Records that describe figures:
········

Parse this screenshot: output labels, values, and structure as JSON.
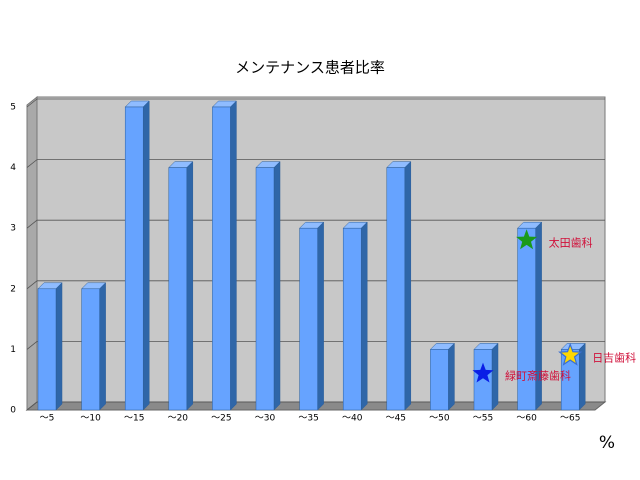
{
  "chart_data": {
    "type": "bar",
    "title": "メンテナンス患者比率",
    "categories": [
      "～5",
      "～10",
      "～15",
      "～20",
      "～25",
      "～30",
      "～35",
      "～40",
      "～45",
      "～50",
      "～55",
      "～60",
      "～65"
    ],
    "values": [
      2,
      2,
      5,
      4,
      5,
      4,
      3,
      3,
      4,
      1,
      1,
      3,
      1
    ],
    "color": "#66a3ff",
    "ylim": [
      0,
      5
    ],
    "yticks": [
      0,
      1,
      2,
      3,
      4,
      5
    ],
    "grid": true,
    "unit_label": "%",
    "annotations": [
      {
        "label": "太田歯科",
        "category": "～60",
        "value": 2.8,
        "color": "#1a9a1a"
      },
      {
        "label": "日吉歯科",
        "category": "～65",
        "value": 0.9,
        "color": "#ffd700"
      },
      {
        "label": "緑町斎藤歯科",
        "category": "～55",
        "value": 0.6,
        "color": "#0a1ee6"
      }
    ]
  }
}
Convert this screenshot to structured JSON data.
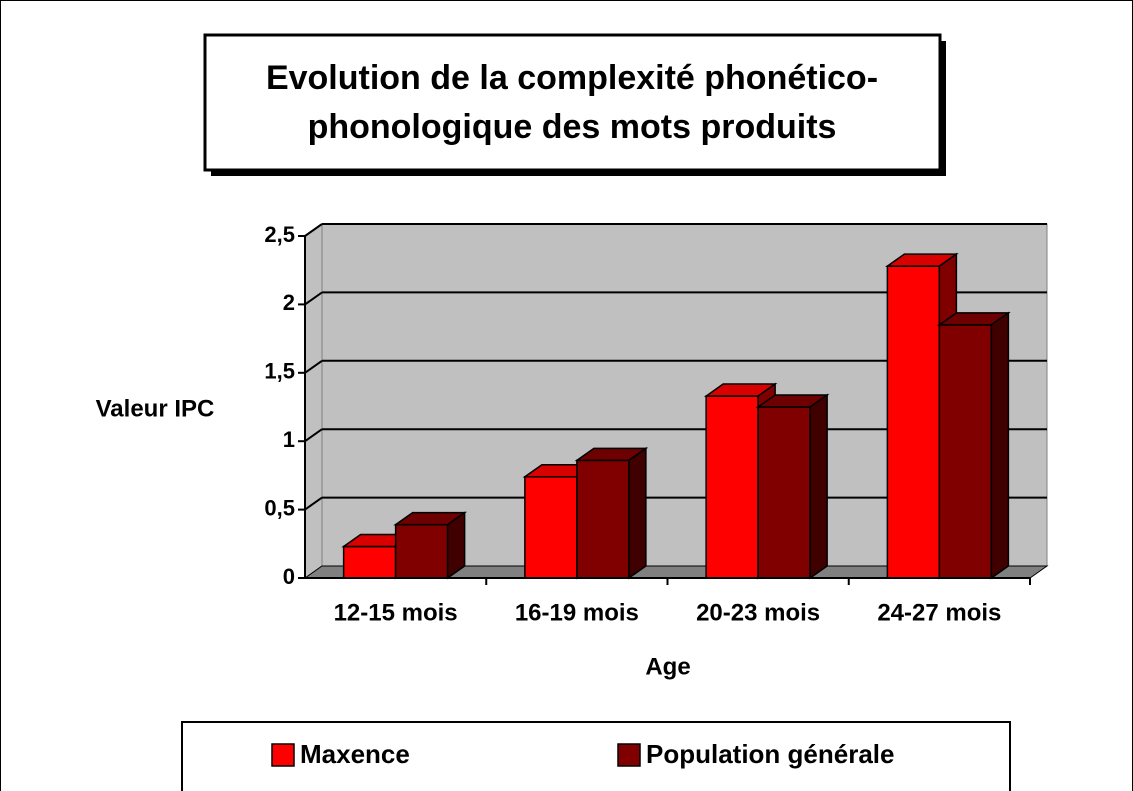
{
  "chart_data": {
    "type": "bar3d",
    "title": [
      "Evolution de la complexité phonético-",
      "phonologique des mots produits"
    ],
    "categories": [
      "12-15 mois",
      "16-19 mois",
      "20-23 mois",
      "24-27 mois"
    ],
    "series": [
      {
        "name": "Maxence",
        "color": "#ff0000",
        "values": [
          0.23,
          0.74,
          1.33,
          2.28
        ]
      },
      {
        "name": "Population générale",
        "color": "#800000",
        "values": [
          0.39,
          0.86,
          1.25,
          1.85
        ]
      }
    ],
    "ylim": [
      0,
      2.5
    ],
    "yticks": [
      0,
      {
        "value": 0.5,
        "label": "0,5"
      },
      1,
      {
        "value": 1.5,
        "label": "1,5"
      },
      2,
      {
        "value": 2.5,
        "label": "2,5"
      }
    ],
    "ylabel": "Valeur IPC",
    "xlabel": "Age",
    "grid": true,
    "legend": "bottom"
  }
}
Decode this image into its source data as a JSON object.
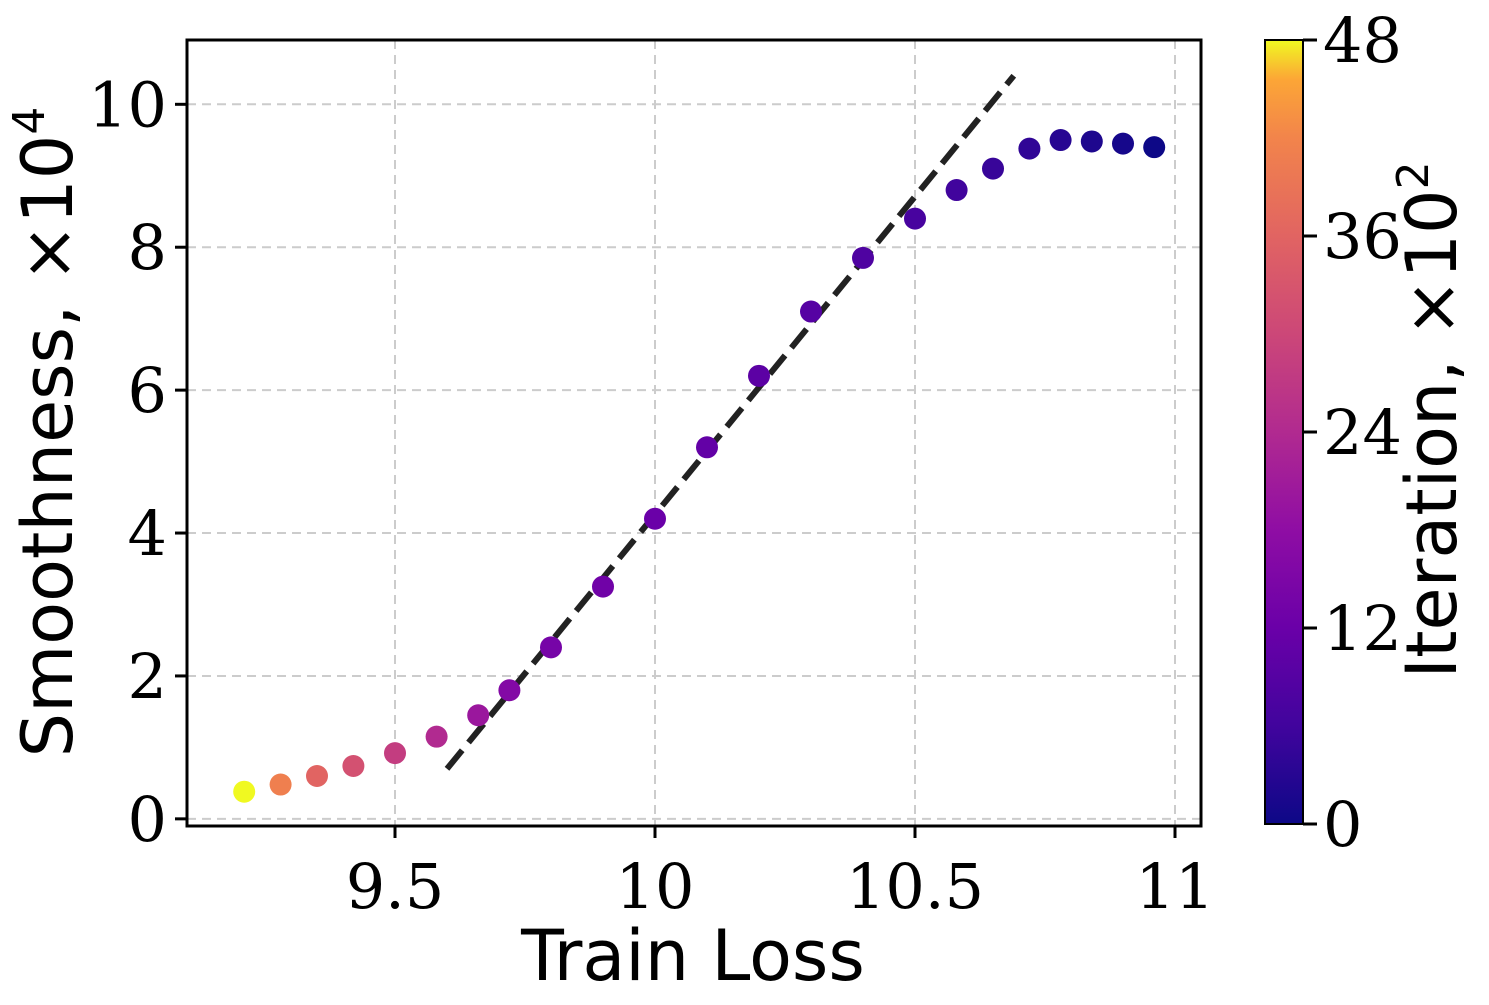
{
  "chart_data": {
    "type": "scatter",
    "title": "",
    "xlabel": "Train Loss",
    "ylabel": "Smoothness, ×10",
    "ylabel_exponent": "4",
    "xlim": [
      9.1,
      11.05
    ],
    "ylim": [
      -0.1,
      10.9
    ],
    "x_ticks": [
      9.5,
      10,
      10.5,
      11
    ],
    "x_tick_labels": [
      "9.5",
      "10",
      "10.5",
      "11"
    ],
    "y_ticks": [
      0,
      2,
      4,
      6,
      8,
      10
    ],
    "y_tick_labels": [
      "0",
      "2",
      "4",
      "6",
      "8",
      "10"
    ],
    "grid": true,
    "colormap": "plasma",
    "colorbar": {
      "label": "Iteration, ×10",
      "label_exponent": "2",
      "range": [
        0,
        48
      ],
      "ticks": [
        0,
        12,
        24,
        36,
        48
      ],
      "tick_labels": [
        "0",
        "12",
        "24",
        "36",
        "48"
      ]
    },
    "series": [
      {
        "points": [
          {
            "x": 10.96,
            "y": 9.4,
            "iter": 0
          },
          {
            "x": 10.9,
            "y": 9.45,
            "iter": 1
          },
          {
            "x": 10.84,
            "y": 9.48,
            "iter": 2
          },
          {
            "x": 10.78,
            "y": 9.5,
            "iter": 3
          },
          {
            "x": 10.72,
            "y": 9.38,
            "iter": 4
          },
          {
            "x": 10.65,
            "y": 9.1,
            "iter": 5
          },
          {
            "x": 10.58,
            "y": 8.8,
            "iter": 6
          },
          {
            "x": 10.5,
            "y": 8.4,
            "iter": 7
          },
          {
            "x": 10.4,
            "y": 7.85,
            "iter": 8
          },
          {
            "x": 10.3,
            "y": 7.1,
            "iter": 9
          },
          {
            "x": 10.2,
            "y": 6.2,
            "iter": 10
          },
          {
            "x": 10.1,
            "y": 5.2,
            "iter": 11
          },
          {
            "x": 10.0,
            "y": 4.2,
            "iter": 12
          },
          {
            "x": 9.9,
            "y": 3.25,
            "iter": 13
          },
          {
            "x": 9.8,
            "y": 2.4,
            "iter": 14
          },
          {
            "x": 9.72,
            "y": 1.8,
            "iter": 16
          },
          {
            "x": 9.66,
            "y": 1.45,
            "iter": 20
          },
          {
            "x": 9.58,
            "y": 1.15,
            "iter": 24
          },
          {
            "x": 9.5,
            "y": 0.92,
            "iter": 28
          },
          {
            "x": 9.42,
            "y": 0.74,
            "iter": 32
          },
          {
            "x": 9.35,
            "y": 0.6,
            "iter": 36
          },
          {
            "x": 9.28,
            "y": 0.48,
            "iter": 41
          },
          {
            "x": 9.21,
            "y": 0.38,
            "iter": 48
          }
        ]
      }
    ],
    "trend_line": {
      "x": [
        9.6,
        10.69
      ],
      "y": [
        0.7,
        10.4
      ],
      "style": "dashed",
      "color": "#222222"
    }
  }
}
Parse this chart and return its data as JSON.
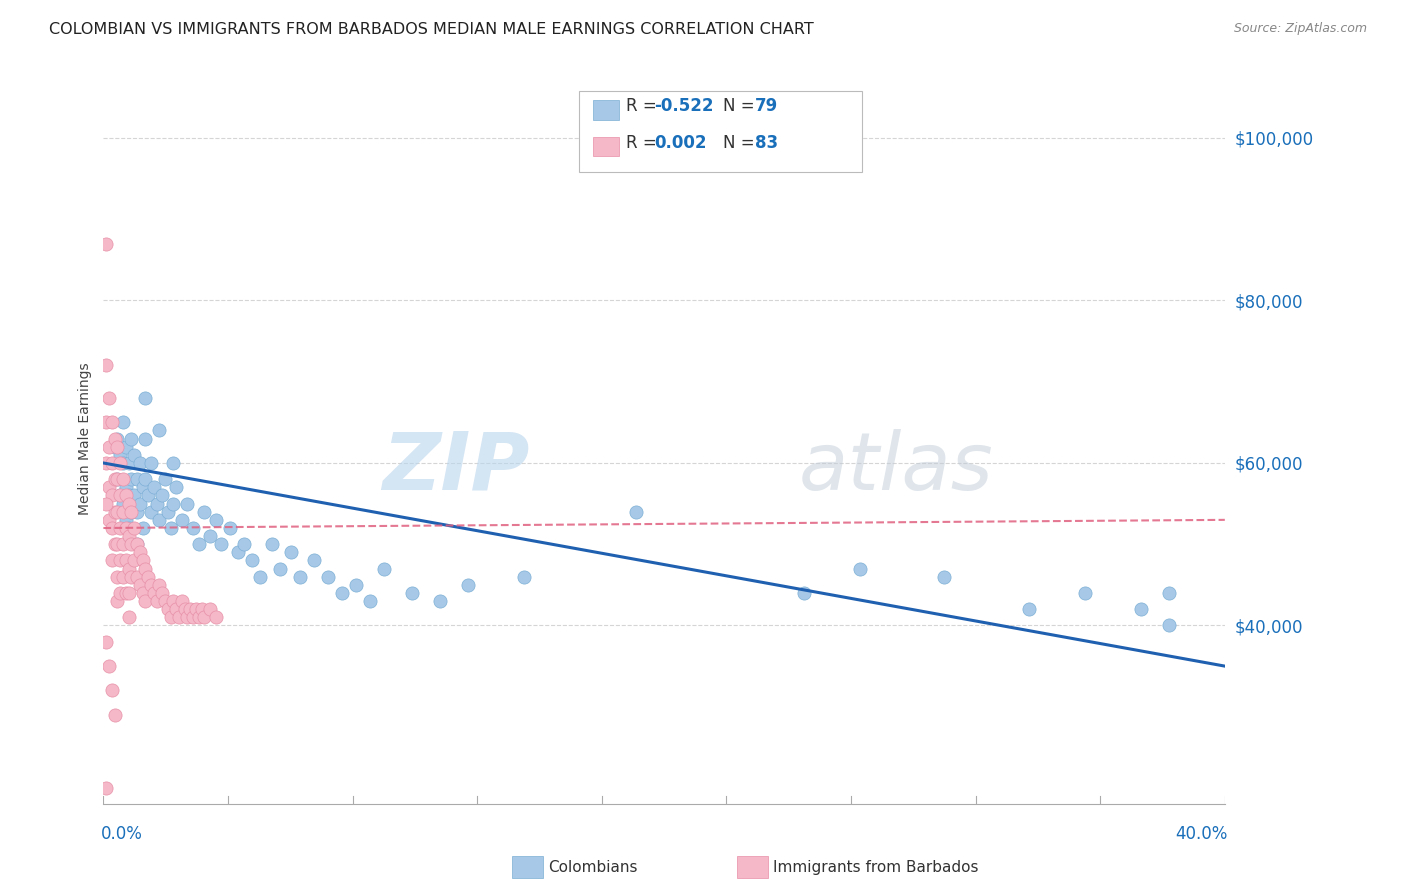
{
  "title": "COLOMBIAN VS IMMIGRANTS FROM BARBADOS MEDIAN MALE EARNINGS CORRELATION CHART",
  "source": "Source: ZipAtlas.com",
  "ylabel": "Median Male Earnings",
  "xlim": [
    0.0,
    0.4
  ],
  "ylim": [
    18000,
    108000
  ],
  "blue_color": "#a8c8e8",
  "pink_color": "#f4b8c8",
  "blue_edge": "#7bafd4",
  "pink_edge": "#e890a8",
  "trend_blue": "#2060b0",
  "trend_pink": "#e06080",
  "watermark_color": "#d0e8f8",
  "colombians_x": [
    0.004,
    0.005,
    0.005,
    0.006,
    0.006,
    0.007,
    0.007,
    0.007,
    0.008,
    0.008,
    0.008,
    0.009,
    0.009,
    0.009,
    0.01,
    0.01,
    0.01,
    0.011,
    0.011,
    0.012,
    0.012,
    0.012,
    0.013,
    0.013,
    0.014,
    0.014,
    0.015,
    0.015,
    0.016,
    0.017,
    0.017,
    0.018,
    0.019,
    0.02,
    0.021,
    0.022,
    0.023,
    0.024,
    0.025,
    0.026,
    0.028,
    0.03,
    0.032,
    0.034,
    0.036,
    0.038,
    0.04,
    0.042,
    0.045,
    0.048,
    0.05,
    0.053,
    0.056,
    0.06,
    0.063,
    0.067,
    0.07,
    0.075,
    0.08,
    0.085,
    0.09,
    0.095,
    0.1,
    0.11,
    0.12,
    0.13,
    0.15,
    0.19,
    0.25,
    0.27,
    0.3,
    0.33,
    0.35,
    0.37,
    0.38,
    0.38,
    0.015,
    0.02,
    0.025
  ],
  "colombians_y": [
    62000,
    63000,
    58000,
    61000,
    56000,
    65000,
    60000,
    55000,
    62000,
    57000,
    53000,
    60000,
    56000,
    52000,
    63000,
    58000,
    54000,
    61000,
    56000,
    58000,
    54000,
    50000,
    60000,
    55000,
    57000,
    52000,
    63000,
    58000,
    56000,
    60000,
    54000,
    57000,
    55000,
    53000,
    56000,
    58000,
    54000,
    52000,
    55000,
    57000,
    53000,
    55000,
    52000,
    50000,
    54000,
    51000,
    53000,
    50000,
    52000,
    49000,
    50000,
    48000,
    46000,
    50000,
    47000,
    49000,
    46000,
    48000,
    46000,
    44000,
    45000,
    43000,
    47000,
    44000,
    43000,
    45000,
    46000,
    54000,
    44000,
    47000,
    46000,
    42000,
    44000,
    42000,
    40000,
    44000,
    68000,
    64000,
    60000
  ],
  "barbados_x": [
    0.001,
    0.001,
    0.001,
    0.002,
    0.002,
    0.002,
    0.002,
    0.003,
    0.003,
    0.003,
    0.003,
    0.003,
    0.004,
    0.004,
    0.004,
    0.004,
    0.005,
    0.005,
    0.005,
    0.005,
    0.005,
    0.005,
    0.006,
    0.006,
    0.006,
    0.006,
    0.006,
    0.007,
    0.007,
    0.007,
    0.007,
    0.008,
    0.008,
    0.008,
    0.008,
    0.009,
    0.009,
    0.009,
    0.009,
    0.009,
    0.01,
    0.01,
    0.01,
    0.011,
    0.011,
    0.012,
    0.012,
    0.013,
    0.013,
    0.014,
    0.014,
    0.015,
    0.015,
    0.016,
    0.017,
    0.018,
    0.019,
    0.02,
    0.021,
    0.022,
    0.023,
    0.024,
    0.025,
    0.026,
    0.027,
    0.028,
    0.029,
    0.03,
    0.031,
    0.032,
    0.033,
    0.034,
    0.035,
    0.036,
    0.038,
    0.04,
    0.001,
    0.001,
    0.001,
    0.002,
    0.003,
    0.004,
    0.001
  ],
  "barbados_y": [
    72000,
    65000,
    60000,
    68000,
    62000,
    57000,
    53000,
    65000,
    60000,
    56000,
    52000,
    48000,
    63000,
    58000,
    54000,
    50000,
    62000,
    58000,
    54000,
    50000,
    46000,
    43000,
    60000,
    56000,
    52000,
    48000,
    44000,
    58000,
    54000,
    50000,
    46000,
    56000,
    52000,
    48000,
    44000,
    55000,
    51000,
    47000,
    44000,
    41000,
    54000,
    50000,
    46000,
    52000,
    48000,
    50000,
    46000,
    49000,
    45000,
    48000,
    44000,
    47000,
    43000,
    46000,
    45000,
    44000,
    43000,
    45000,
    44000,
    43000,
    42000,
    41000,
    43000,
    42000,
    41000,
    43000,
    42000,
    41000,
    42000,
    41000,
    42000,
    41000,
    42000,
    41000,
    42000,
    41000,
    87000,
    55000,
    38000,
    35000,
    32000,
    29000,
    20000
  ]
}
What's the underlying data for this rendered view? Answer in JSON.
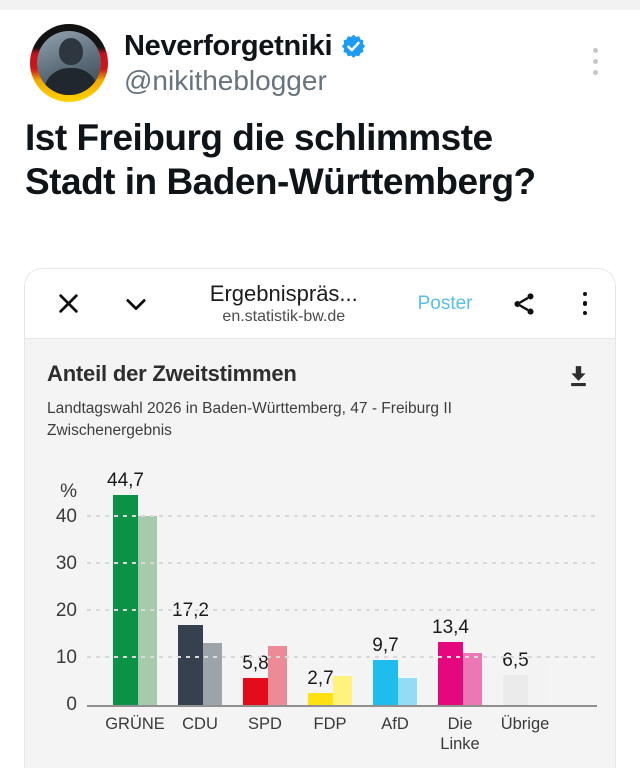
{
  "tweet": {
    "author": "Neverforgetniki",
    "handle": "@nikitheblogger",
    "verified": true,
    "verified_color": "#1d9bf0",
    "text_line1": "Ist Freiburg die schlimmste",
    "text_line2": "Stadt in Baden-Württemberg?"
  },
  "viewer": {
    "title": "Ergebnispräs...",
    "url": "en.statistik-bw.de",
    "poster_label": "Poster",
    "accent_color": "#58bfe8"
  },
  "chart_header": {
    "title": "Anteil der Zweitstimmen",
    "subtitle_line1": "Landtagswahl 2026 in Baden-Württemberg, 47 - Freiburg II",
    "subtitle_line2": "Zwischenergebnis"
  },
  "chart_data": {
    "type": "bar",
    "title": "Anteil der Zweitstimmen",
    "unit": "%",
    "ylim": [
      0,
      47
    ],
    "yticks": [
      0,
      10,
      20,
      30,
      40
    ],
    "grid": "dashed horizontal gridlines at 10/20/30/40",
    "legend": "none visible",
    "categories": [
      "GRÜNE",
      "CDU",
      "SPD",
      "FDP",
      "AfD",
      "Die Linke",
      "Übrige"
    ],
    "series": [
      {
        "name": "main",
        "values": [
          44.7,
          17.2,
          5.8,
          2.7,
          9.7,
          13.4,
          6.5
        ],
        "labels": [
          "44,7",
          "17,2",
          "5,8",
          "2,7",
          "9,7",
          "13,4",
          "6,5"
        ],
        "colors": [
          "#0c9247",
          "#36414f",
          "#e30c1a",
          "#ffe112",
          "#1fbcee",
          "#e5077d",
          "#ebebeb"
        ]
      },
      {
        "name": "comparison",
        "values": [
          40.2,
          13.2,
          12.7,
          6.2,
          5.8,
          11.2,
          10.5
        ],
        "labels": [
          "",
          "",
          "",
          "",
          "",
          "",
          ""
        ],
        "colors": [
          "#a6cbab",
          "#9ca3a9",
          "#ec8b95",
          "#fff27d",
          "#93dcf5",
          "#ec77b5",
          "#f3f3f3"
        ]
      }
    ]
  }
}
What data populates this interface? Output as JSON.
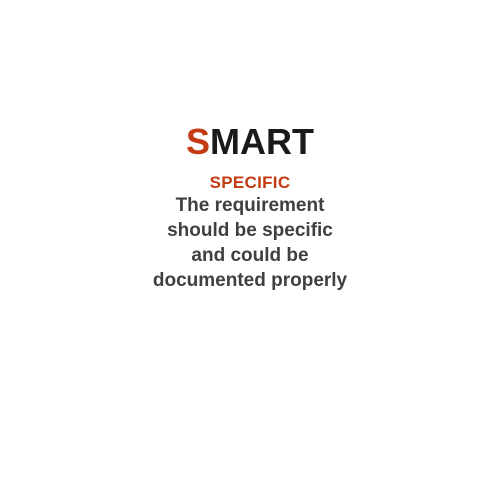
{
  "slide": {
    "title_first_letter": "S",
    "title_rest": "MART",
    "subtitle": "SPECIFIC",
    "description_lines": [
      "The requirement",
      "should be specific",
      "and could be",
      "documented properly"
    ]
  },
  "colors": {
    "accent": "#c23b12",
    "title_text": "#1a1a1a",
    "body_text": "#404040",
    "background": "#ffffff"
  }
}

········

#### [Written task]
Pick out every line above that holds the word "source" and copy it.

#### [Full solution]
Decode this image into its source data as a JSON object.
  "source": "Source: ZipAtlas.com",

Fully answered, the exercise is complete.